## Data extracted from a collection
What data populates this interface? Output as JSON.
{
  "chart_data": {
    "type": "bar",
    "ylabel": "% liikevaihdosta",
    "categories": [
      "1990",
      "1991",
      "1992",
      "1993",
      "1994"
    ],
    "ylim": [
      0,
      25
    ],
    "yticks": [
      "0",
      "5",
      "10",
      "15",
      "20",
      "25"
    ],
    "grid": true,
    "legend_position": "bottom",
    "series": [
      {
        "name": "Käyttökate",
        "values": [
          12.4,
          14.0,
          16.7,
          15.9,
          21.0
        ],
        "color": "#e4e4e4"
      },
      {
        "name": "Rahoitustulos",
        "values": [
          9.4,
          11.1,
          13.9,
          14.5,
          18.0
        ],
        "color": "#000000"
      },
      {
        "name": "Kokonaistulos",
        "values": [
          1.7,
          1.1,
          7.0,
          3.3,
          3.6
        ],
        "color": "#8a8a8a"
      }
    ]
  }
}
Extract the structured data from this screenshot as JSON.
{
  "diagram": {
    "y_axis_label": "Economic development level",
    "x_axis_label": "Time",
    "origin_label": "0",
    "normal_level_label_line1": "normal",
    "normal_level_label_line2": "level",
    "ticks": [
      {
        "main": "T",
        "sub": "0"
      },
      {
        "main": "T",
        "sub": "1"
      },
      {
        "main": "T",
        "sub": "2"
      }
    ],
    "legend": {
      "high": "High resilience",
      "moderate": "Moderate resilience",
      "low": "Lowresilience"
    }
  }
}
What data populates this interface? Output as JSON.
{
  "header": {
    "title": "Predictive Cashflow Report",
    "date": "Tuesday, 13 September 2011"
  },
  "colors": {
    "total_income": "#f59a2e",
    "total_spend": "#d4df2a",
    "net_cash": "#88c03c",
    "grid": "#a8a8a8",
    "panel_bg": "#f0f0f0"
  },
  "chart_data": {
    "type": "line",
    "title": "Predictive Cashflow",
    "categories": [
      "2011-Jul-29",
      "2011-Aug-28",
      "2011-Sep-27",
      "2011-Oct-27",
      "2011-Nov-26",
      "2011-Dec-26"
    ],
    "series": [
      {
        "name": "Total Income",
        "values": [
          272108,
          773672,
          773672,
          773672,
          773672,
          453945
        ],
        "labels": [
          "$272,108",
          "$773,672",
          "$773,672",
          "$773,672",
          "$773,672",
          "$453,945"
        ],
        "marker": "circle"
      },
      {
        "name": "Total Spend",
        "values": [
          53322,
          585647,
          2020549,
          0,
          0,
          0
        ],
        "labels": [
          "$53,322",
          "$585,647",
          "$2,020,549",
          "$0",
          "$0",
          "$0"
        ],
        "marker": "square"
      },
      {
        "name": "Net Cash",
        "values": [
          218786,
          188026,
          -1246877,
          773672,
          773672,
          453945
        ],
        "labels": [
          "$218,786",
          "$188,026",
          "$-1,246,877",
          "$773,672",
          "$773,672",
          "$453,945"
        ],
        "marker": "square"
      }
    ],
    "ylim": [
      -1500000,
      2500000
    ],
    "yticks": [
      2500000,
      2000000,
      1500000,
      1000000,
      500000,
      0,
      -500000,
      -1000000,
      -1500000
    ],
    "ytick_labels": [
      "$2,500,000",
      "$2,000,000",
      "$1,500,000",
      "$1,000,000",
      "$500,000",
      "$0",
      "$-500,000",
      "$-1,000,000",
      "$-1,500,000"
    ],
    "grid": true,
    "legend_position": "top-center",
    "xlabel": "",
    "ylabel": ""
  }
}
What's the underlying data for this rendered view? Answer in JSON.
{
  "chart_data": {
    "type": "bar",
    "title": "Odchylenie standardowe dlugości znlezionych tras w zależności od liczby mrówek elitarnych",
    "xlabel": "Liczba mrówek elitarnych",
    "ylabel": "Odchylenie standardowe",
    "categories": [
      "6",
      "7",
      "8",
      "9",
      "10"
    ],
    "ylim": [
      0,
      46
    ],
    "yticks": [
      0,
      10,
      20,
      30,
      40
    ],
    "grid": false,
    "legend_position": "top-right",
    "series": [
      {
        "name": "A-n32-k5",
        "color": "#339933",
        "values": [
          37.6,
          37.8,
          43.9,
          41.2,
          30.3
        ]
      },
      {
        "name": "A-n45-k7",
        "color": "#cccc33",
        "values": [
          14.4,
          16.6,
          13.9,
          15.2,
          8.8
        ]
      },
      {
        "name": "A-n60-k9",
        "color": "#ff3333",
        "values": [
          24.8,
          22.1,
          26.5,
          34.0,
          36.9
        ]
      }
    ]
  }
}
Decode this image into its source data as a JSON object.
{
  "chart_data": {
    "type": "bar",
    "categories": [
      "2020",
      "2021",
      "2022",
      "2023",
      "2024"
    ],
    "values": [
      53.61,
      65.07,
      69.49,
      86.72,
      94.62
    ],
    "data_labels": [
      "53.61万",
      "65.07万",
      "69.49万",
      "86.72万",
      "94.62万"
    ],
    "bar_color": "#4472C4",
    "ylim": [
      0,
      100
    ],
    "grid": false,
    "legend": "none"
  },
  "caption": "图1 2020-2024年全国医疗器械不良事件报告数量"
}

## SET PROBLEM
Which lines include the word "this"? Copy every one of them.

## WRITTEN SOLUTION
What data populates this interface? Output as JSON.
Extract the structured data from this screenshot as JSON.
What data populates this interface? Output as JSON.
What's the underlying data for this rendered view? Answer in JSON.
Decode this image into its source data as a JSON object.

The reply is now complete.